TASK BRIEF: In the forum thread about choosing a receiver, which receiver does the poster have enough rewards points for?

## begin SELECTED EXTRACT

# Just when I thought I decided on receiver..



## KDK69 (Jan 31, 2010)

Hi, Im new here and have read many of the threads regarding receivers and speakers so as not to ask duplicate questions. I appreciate all the advice and finally came to a decision that the Onkyo 706 or 876 coupled with the SVS SBS-01 speaker package would be a great choice for my samsung 50" LCD and PS3 blue ray player. 

Then, I checked with my rewards program at american express and found I have enough points for a Denon AVR 890. I was really set on the Onkyo, but I'd love to use my points if the Denon would do just as good if not better job. Anyone care to offer some direct comparison suggestions? 

Second question is in regards to the SVS speaker system. Previous posts suggest this package is around $800, but the new version to be released Feb. 10th has a price tag of about $1200 ($1000 pre-order). Anyone know why the new model is more money, and is it still a fantastic deal at the new price?

## end SELECTED EXTRACT
## begin ENTRIES SUPPLIED

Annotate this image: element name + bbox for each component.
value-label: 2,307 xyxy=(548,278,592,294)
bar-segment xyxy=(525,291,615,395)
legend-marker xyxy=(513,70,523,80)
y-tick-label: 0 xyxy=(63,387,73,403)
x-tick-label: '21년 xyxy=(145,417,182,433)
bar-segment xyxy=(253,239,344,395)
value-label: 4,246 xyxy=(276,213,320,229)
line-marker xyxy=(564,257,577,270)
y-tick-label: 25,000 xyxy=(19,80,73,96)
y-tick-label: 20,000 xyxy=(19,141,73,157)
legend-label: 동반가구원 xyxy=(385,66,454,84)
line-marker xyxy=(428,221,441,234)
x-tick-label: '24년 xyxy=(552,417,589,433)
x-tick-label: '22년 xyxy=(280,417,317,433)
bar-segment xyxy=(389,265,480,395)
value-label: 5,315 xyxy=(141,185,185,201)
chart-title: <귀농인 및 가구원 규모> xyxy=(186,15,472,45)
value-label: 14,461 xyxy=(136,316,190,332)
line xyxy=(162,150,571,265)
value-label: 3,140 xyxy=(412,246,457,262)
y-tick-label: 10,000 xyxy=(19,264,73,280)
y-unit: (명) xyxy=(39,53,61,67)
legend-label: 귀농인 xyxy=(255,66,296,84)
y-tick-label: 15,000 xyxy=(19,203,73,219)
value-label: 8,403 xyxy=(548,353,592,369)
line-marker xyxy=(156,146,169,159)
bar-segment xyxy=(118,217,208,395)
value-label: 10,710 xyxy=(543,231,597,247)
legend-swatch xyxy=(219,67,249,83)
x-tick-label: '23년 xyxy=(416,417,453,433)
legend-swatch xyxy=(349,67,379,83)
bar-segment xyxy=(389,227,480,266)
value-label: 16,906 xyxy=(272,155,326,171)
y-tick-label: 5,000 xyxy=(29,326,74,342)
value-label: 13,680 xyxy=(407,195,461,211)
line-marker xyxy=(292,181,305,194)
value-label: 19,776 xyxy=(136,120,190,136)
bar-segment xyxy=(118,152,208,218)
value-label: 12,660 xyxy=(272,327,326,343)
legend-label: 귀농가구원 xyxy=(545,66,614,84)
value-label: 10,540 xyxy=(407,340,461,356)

## end ENTRIES SUPPLIED
## begin ENTRIES SUPPLIED

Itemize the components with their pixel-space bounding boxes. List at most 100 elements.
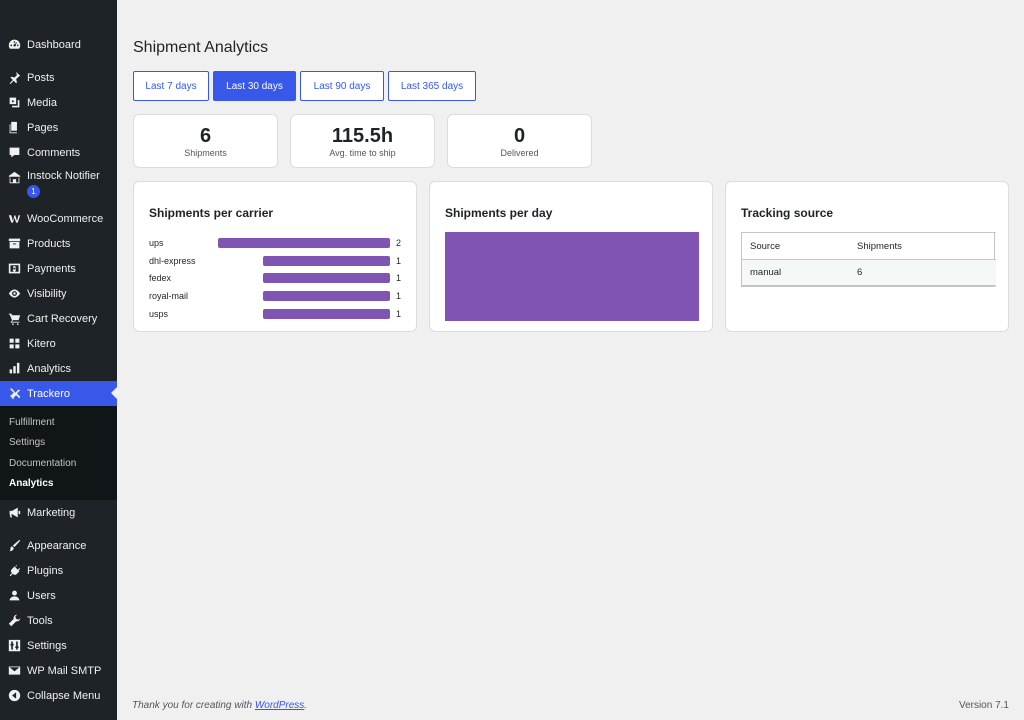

## end ENTRIES SUPPLIED

TASK RESPONSE: A Denon AVR 890.